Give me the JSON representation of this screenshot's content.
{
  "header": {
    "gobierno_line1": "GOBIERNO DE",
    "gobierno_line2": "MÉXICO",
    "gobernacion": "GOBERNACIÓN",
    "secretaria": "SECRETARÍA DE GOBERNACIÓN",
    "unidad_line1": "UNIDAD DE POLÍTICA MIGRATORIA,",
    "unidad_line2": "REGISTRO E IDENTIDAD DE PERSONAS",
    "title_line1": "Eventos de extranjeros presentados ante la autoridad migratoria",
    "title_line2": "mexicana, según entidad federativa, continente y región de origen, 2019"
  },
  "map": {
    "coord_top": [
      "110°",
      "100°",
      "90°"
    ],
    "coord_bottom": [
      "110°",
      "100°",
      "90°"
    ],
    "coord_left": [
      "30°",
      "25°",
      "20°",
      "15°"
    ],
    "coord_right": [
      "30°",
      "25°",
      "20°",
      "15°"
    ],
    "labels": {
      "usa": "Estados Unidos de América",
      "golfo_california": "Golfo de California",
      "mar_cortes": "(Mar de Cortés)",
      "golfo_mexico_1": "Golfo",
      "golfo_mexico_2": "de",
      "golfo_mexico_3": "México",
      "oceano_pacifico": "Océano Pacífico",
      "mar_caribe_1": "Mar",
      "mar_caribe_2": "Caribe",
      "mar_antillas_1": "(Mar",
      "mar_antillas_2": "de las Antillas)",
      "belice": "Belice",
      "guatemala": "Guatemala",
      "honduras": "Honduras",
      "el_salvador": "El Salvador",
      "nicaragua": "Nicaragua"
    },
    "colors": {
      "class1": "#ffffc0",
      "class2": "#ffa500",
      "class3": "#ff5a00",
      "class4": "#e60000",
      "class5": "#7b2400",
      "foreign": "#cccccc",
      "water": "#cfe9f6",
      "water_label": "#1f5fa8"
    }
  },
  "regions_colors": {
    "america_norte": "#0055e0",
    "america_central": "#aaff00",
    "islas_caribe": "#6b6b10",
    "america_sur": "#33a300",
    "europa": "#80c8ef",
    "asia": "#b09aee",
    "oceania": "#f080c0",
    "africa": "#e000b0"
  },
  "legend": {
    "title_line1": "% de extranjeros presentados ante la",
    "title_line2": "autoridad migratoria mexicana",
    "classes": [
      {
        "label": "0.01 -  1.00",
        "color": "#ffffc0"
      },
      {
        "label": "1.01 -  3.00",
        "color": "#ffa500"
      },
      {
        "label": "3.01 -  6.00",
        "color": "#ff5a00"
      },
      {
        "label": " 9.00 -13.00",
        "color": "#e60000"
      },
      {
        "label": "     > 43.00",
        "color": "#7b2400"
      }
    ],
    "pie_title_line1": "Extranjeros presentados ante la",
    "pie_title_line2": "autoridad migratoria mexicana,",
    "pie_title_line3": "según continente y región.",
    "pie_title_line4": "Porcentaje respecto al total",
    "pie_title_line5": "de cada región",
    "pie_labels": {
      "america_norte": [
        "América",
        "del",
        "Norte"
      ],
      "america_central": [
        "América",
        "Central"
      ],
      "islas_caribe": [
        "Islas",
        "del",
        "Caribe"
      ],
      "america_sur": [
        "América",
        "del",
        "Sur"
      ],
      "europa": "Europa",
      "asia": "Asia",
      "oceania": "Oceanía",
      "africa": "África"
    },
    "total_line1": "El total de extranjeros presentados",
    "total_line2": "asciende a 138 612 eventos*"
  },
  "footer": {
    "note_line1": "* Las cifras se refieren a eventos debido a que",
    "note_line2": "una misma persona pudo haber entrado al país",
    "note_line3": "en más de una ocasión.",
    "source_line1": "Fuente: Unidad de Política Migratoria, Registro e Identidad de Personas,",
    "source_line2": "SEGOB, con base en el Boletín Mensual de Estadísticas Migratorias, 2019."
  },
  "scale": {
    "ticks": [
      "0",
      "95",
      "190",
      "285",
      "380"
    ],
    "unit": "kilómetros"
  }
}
========================================
- _Your instructions_:
Each entry above needs to be retyped exactly.

- _Expected answer_:
Give me the JSON representation of this screenshot's content.
{
  "header": {
    "gobierno_line1": "GOBIERNO DE",
    "gobierno_line2": "MÉXICO",
    "gobernacion": "GOBERNACIÓN",
    "secretaria": "SECRETARÍA DE GOBERNACIÓN",
    "unidad_line1": "UNIDAD DE POLÍTICA MIGRATORIA,",
    "unidad_line2": "REGISTRO E IDENTIDAD DE PERSONAS",
    "title_line1": "Eventos de extranjeros presentados ante la autoridad migratoria",
    "title_line2": "mexicana, según entidad federativa, continente y región de origen, 2019"
  },
  "map": {
    "coord_top": [
      "110°",
      "100°",
      "90°"
    ],
    "coord_bottom": [
      "110°",
      "100°",
      "90°"
    ],
    "coord_left": [
      "30°",
      "25°",
      "20°",
      "15°"
    ],
    "coord_right": [
      "30°",
      "25°",
      "20°",
      "15°"
    ],
    "labels": {
      "usa": "Estados Unidos de América",
      "golfo_california": "Golfo de California",
      "mar_cortes": "(Mar de Cortés)",
      "golfo_mexico_1": "Golfo",
      "golfo_mexico_2": "de",
      "golfo_mexico_3": "México",
      "oceano_pacifico": "Océano Pacífico",
      "mar_caribe_1": "Mar",
      "mar_caribe_2": "Caribe",
      "mar_antillas_1": "(Mar",
      "mar_antillas_2": "de las Antillas)",
      "belice": "Belice",
      "guatemala": "Guatemala",
      "honduras": "Honduras",
      "el_salvador": "El Salvador",
      "nicaragua": "Nicaragua"
    },
    "colors": {
      "class1": "#ffffc0",
      "class2": "#ffa500",
      "class3": "#ff5a00",
      "class4": "#e60000",
      "class5": "#7b2400",
      "foreign": "#cccccc",
      "water": "#cfe9f6",
      "water_label": "#1f5fa8"
    }
  },
  "regions_colors": {
    "america_norte": "#0055e0",
    "america_central": "#aaff00",
    "islas_caribe": "#6b6b10",
    "america_sur": "#33a300",
    "europa": "#80c8ef",
    "asia": "#b09aee",
    "oceania": "#f080c0",
    "africa": "#e000b0"
  },
  "legend": {
    "title_line1": "% de extranjeros presentados ante la",
    "title_line2": "autoridad migratoria mexicana",
    "classes": [
      {
        "label": "0.01 -  1.00",
        "color": "#ffffc0"
      },
      {
        "label": "1.01 -  3.00",
        "color": "#ffa500"
      },
      {
        "label": "3.01 -  6.00",
        "color": "#ff5a00"
      },
      {
        "label": " 9.00 -13.00",
        "color": "#e60000"
      },
      {
        "label": "     > 43.00",
        "color": "#7b2400"
      }
    ],
    "pie_title_line1": "Extranjeros presentados ante la",
    "pie_title_line2": "autoridad migratoria mexicana,",
    "pie_title_line3": "según continente y región.",
    "pie_title_line4": "Porcentaje respecto al total",
    "pie_title_line5": "de cada región",
    "pie_labels": {
      "america_norte": [
        "América",
        "del",
        "Norte"
      ],
      "america_central": [
        "América",
        "Central"
      ],
      "islas_caribe": [
        "Islas",
        "del",
        "Caribe"
      ],
      "america_sur": [
        "América",
        "del",
        "Sur"
      ],
      "europa": "Europa",
      "asia": "Asia",
      "oceania": "Oceanía",
      "africa": "África"
    },
    "total_line1": "El total de extranjeros presentados",
    "total_line2": "asciende a 138 612 eventos*"
  },
  "footer": {
    "note_line1": "* Las cifras se refieren a eventos debido a que",
    "note_line2": "una misma persona pudo haber entrado al país",
    "note_line3": "en más de una ocasión.",
    "source_line1": "Fuente: Unidad de Política Migratoria, Registro e Identidad de Personas,",
    "source_line2": "SEGOB, con base en el Boletín Mensual de Estadísticas Migratorias, 2019."
  },
  "scale": {
    "ticks": [
      "0",
      "95",
      "190",
      "285",
      "380"
    ],
    "unit": "kilómetros"
  }
}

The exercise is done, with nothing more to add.